--- begin RECORD EXCERPTS ---

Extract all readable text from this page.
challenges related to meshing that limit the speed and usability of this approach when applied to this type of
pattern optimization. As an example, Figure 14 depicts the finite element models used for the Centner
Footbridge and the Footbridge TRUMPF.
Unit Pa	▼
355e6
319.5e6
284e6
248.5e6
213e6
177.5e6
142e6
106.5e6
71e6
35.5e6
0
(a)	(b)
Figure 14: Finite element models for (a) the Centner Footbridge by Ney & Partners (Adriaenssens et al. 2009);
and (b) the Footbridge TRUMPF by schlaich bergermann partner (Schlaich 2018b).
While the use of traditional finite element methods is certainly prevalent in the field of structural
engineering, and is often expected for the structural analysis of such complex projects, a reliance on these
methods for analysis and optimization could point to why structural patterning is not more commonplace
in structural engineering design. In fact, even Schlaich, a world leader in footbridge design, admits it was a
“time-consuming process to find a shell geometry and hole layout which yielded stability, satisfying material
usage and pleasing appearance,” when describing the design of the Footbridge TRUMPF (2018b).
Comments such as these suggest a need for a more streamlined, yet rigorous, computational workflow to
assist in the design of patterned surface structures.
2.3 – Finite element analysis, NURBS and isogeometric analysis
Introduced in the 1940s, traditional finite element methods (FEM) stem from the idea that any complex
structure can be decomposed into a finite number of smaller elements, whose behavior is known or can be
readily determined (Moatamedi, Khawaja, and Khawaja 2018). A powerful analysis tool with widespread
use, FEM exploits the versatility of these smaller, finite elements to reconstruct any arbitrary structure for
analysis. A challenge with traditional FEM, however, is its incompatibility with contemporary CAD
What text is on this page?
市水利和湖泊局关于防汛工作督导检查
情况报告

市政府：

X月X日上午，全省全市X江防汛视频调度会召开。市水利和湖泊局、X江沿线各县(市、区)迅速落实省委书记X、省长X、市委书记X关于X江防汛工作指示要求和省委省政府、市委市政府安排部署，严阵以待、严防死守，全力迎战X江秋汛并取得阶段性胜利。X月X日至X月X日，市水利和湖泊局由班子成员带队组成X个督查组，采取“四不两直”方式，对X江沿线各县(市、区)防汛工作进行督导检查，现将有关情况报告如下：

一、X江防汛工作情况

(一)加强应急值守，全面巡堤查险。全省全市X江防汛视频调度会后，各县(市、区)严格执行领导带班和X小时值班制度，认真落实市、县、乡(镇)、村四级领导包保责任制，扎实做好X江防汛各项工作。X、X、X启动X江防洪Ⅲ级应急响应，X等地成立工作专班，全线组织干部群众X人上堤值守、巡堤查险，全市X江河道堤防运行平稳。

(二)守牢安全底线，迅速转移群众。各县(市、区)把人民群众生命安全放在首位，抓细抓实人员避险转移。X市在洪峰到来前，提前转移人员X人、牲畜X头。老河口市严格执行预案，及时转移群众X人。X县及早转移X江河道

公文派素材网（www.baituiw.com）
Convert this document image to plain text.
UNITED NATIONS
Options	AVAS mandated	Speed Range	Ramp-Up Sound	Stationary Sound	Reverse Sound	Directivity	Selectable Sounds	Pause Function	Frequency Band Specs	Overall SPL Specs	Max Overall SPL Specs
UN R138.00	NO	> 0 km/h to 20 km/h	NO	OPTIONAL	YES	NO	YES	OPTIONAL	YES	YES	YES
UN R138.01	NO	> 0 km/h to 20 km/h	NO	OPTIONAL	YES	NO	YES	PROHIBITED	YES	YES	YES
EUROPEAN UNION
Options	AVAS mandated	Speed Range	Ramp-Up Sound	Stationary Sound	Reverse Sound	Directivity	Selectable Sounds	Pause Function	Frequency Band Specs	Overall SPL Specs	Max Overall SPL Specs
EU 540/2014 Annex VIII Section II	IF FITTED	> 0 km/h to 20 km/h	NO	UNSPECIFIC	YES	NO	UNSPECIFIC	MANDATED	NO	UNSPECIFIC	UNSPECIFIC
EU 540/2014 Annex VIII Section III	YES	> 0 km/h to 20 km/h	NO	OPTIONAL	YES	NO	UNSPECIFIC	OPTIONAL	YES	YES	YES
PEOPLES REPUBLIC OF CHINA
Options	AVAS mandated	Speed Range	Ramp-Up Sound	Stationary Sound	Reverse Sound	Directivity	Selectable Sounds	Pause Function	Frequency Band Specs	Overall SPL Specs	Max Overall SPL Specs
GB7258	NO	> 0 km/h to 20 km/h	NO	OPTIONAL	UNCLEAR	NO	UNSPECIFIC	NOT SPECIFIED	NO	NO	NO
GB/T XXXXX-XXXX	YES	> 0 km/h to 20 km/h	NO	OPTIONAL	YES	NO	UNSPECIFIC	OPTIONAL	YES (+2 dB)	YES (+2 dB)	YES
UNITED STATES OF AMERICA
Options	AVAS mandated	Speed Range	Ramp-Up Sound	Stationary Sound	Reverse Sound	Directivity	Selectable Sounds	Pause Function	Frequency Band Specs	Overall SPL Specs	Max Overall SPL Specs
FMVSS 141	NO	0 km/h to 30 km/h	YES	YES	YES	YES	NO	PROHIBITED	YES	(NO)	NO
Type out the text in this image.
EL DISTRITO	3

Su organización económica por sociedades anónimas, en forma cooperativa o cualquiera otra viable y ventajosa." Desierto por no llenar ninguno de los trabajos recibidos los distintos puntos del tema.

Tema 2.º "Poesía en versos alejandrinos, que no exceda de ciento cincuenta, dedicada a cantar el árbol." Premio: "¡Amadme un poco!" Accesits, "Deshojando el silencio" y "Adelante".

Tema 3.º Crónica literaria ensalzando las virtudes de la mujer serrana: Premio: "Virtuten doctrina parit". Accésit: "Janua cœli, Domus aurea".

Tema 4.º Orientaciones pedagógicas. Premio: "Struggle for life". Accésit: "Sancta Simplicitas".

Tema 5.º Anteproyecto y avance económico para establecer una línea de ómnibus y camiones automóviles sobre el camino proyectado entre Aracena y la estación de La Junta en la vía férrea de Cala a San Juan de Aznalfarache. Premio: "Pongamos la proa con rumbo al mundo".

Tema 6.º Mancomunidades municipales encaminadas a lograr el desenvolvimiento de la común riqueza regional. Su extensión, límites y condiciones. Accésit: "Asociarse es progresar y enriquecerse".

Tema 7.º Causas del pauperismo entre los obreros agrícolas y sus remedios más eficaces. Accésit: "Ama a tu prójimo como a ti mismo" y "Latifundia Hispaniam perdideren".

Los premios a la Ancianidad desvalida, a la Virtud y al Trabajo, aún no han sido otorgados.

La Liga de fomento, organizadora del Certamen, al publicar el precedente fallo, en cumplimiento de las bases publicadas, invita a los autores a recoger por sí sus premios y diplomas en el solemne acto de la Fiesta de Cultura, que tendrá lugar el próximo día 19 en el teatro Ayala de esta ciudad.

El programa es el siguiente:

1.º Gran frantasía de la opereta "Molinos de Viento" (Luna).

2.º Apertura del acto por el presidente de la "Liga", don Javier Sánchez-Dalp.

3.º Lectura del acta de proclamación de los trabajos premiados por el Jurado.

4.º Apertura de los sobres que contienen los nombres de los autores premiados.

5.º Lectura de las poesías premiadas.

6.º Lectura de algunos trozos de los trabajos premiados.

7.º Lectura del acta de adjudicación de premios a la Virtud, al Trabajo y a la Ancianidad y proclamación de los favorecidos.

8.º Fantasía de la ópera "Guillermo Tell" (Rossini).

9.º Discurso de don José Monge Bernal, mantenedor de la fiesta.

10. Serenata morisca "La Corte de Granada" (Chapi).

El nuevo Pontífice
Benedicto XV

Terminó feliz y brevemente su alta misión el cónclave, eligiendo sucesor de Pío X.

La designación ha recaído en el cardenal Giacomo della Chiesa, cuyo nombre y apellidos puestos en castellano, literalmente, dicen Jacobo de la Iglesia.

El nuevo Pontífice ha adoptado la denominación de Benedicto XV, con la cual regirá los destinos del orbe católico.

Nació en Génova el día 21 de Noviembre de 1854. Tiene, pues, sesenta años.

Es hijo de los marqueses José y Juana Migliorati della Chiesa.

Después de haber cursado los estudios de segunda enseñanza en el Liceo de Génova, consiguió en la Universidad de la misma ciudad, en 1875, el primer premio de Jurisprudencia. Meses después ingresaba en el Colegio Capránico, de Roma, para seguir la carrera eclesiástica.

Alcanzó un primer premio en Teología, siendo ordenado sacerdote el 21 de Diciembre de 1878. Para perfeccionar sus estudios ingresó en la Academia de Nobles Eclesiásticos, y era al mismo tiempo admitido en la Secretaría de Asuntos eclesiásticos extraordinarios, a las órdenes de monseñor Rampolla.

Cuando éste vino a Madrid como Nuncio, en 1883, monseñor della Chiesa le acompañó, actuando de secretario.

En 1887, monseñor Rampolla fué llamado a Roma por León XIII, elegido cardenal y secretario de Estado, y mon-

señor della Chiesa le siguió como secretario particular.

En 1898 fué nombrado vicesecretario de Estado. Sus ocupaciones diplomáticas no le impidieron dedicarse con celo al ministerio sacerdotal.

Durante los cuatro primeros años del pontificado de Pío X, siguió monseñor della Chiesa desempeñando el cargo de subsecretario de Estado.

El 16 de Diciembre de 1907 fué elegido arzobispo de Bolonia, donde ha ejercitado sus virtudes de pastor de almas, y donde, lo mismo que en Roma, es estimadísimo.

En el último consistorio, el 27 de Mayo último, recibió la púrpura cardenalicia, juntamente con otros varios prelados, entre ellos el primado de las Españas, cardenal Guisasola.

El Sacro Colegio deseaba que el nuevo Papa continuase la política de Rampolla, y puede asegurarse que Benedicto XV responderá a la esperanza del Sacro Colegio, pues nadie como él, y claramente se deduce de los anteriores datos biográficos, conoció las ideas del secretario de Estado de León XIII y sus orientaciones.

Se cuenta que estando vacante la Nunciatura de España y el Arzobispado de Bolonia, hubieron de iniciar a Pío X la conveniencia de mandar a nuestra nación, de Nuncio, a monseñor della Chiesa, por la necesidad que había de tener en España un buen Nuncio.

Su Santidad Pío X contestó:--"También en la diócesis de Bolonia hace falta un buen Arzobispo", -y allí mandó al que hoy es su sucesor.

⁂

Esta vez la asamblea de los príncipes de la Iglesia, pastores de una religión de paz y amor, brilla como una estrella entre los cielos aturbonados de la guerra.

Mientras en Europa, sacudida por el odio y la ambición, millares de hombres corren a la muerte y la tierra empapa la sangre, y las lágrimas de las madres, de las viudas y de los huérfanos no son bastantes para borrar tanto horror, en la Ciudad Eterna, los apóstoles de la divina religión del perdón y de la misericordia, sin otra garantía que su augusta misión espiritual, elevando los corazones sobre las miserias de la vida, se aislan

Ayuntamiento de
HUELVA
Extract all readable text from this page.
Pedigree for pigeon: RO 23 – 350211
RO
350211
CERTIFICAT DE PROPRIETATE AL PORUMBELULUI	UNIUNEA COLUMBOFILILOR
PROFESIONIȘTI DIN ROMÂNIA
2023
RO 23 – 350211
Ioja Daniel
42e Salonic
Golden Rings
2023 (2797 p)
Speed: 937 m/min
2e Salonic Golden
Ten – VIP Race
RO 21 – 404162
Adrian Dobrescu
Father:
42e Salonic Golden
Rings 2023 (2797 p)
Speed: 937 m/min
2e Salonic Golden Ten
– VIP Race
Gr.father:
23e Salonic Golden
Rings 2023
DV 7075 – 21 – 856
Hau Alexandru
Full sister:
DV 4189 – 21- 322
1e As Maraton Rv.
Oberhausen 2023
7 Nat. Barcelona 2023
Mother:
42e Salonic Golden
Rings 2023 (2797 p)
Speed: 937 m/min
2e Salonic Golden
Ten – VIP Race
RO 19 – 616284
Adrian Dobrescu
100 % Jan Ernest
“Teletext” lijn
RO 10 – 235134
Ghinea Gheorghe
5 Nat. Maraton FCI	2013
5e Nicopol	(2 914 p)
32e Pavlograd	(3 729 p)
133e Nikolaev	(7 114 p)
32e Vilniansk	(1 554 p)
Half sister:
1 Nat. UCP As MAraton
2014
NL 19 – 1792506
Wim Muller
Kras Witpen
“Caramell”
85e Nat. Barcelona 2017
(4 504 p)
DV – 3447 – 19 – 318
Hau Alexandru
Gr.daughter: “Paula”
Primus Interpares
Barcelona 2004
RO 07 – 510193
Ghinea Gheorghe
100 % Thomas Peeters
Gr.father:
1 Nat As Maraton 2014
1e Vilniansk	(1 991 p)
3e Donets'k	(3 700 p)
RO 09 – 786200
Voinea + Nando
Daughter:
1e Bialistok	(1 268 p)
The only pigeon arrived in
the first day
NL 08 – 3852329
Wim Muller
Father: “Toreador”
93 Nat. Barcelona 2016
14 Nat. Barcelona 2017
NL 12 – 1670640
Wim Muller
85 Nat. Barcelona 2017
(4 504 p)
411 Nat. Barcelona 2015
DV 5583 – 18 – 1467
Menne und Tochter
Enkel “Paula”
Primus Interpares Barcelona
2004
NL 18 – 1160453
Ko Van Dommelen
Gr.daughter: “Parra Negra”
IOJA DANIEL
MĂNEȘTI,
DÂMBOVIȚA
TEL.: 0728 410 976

--- end RECORD EXCERPTS ---

## TASK TO CARRY OUT
Collect each line containing the string "Bolonia".

## RESULT OF THIS EXERCISE
El 16 de Diciembre de 1907 fué elegido arzobispo de Bolonia, donde ha ejercitado sus virtudes de pastor de almas, y donde, lo mismo que en Roma, es estimadísimo.
Se cuenta que estando vacante la Nunciatura de España y el Arzobispado de Bolonia, hubieron de iniciar a Pío X la conveniencia de mandar a nuestra nación, de Nuncio, a monseñor della Chiesa, por la necesidad que había de tener en España un buen Nuncio.
Su Santidad Pío X contestó:--"También en la diócesis de Bolonia hace falta un buen Arzobispo", -y allí mandó al que hoy es su sucesor.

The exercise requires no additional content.